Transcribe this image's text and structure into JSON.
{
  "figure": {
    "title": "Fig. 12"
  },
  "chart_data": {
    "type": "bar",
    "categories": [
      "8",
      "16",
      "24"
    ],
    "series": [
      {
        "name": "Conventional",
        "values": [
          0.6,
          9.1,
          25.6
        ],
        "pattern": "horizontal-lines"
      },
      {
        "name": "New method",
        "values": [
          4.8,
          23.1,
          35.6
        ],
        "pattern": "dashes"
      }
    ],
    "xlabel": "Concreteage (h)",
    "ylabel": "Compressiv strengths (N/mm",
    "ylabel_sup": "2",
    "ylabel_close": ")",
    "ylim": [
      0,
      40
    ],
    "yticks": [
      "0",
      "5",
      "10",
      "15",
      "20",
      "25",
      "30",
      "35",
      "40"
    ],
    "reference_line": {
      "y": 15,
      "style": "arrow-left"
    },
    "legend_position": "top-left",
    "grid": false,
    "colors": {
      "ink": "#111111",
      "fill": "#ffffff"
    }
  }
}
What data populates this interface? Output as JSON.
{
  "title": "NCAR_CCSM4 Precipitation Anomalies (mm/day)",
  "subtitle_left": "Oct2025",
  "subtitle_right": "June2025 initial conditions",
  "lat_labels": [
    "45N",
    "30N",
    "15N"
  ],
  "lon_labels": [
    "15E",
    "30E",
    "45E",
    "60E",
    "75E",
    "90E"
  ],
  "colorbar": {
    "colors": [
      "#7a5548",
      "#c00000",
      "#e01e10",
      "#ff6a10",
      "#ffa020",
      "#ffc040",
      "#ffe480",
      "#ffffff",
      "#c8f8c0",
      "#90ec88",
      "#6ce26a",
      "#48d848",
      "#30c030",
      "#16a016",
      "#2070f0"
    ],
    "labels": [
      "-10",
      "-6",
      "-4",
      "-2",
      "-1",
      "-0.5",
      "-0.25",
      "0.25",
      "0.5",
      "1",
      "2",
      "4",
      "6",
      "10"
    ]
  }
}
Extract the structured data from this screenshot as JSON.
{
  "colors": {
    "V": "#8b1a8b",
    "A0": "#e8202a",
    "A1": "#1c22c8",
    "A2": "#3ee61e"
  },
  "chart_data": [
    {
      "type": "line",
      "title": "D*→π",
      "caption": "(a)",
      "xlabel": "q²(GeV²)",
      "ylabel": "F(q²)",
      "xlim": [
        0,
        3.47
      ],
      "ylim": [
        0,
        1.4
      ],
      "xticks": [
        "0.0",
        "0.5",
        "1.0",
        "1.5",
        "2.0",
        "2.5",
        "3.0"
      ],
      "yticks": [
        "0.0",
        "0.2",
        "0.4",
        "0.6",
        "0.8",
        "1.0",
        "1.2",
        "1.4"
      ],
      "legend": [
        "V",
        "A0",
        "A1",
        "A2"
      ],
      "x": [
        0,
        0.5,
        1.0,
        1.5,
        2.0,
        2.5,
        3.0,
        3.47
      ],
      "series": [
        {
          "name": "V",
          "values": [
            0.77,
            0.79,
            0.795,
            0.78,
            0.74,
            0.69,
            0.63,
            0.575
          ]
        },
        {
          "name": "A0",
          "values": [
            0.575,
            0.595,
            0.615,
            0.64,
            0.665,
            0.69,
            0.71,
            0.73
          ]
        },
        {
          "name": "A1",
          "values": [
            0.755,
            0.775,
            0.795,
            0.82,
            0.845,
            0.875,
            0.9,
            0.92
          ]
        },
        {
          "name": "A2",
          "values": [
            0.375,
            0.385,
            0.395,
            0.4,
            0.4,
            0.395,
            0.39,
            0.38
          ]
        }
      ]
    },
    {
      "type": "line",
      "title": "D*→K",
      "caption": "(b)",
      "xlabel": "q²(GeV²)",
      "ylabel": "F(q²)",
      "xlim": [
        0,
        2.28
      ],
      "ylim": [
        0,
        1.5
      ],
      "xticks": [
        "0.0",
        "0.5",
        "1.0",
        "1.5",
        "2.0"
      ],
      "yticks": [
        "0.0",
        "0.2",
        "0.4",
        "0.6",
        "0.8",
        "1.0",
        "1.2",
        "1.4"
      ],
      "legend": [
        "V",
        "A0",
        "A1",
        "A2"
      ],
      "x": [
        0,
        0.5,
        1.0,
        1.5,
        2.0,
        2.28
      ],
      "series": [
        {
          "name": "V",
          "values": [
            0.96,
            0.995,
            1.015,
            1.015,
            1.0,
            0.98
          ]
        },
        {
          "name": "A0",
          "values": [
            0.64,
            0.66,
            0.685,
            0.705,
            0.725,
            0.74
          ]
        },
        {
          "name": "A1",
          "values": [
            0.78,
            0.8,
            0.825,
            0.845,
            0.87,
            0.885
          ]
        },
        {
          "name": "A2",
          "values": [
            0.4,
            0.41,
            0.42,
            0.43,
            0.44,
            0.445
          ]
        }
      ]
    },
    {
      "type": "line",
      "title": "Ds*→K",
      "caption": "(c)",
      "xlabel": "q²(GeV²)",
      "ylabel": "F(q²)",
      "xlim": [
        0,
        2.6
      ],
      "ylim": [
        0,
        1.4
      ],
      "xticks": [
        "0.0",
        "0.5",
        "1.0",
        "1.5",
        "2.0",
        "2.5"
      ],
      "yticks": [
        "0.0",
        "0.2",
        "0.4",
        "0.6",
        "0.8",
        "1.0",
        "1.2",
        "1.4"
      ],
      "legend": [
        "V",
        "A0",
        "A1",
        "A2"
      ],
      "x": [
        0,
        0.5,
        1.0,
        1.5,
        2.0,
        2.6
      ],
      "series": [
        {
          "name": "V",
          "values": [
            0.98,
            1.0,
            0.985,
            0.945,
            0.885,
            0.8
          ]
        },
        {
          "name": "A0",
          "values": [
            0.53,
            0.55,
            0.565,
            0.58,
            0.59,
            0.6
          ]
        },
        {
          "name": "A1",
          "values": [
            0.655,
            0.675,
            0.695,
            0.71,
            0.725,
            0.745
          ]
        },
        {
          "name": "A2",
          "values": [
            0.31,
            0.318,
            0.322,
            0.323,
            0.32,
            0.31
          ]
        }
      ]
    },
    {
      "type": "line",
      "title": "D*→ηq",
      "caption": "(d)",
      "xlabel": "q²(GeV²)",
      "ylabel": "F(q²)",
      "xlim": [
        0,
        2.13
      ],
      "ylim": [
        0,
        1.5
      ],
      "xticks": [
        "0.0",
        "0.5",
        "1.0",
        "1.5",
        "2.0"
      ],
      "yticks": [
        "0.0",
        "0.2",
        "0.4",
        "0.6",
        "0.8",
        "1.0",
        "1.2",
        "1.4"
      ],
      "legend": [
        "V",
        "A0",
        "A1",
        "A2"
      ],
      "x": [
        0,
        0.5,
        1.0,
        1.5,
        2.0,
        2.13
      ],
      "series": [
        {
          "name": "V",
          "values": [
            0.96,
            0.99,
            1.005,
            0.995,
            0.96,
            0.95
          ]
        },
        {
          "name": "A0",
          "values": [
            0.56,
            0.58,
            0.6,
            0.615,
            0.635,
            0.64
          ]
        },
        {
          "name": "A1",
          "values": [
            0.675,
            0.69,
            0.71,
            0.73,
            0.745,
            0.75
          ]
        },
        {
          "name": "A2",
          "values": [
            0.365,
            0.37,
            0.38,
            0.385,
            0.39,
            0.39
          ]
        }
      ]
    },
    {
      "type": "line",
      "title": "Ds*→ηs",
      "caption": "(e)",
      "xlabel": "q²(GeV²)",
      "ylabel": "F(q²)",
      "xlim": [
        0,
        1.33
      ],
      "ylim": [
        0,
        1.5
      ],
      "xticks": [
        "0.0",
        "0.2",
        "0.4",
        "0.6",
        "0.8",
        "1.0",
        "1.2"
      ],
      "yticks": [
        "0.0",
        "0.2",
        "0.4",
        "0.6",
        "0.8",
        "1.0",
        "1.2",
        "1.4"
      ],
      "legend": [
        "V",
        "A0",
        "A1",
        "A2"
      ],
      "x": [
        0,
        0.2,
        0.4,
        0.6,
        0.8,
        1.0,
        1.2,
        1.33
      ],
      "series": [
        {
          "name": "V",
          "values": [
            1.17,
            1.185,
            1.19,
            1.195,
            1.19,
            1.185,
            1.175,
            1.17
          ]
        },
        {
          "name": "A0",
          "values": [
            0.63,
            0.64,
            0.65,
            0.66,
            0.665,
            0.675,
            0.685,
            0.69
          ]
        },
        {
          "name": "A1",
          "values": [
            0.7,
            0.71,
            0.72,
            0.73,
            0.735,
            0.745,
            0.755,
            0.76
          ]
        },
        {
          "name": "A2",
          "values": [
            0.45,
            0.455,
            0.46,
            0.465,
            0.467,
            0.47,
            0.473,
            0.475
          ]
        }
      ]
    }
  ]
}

* * * * * * * * *

Problem requirements »
What is the number of lines in these records that contain "this"? Reply with the number only.

The answer »
3